Exercise description:
The entries below are to be transcribed in full, without their images.

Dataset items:
┌────────

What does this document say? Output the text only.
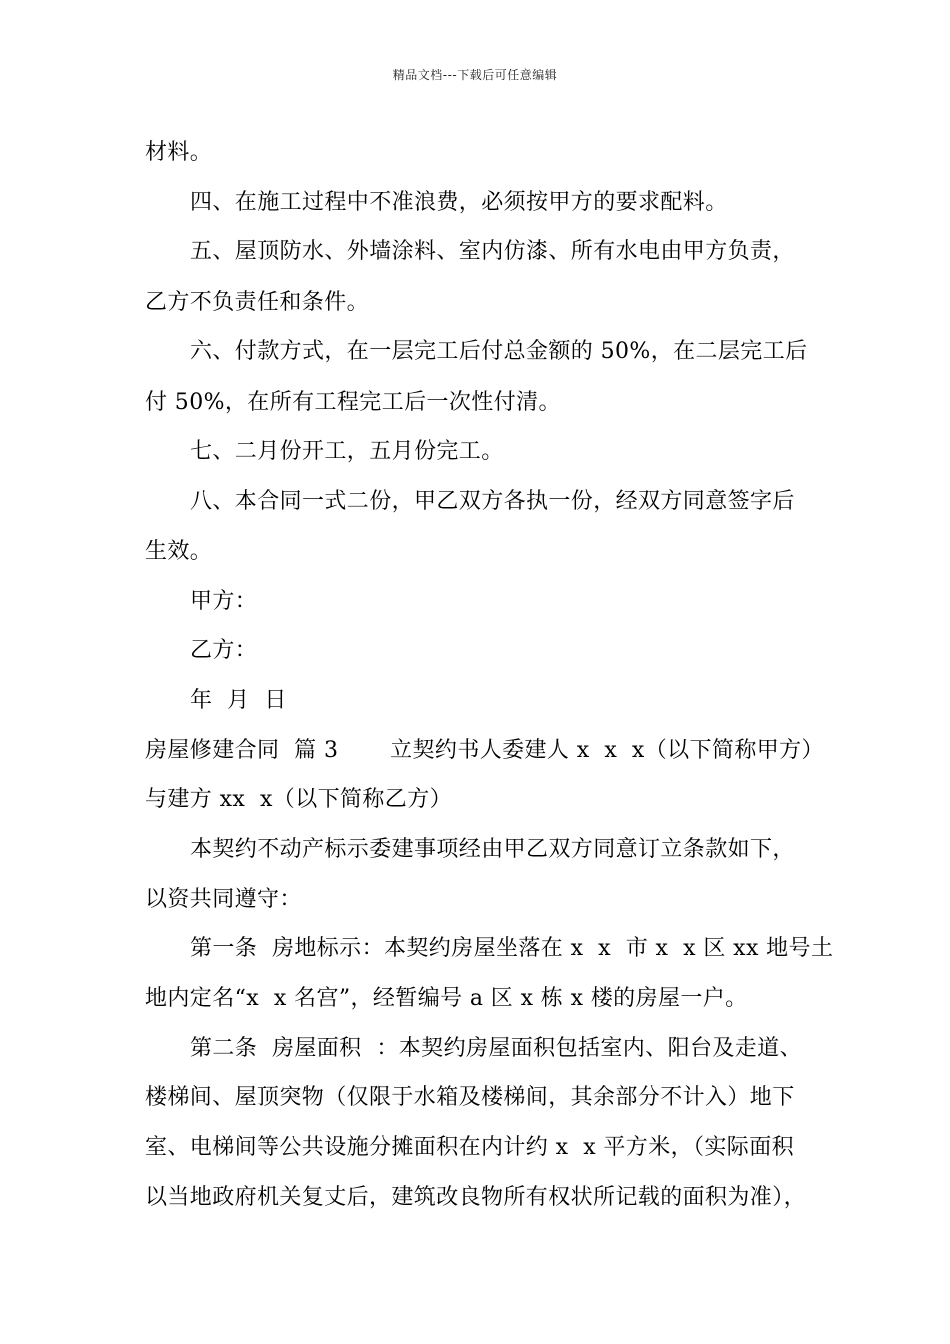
精品文档---下载后可任意编辑
材料。
四、在施工过程中不准浪费，必须按甲方的要求配料。
五、屋顶防水、外墙涂料、室内仿漆、所有水电由甲方负责，
乙方不负责任和条件。
六、付款方式，在一层完工后付总金额的 50%，在二层完工后
付 50%，在所有工程完工后一次性付清。
七、二月份开工，五月份完工。
八、本合同一式二份，甲乙双方各执一份，经双方同意签字后
生效。
甲方：
乙方：
年  月  日
房屋修建合同  篇 3       立契约书人委建人 x  x  x（以下简称甲方）
与建方 xx  x（以下简称乙方）
本契约不动产标示委建事项经由甲乙双方同意订立条款如下，
以资共同遵守：
第一条  房地标示：本契约房屋坐落在 x  x  市 x  x 区 xx 地号土
地内定名“x  x 名宫”，经暂编号 a 区 x 栋 x 楼的房屋一户。
第二条  房屋面积  ：本契约房屋面积包括室内、阳台及走道、
楼梯间、屋顶突物（仅限于水箱及楼梯间，其余部分不计入）地下
室、电梯间等公共设施分摊面积在内计约 x  x 平方米，（实际面积
以当地政府机关复丈后，建筑改良物所有权状所记载的面积为准），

└────────

Response to this task:
What does this document say? Output the text only.
精品文档---下载后可任意编辑
材料。
四、在施工过程中不准浪费，必须按甲方的要求配料。
五、屋顶防水、外墙涂料、室内仿漆、所有水电由甲方负责，
乙方不负责任和条件。
六、付款方式，在一层完工后付总金额的 50%，在二层完工后
付 50%，在所有工程完工后一次性付清。
七、二月份开工，五月份完工。
八、本合同一式二份，甲乙双方各执一份，经双方同意签字后
生效。
甲方：
乙方：
年  月  日
房屋修建合同  篇 3       立契约书人委建人 x  x  x（以下简称甲方）
与建方 xx  x（以下简称乙方）
本契约不动产标示委建事项经由甲乙双方同意订立条款如下，
以资共同遵守：
第一条  房地标示：本契约房屋坐落在 x  x  市 x  x 区 xx 地号土
地内定名“x  x 名宫”，经暂编号 a 区 x 栋 x 楼的房屋一户。
第二条  房屋面积  ：本契约房屋面积包括室内、阳台及走道、
楼梯间、屋顶突物（仅限于水箱及楼梯间，其余部分不计入）地下
室、电梯间等公共设施分摊面积在内计约 x  x 平方米，（实际面积
以当地政府机关复丈后，建筑改良物所有权状所记载的面积为准），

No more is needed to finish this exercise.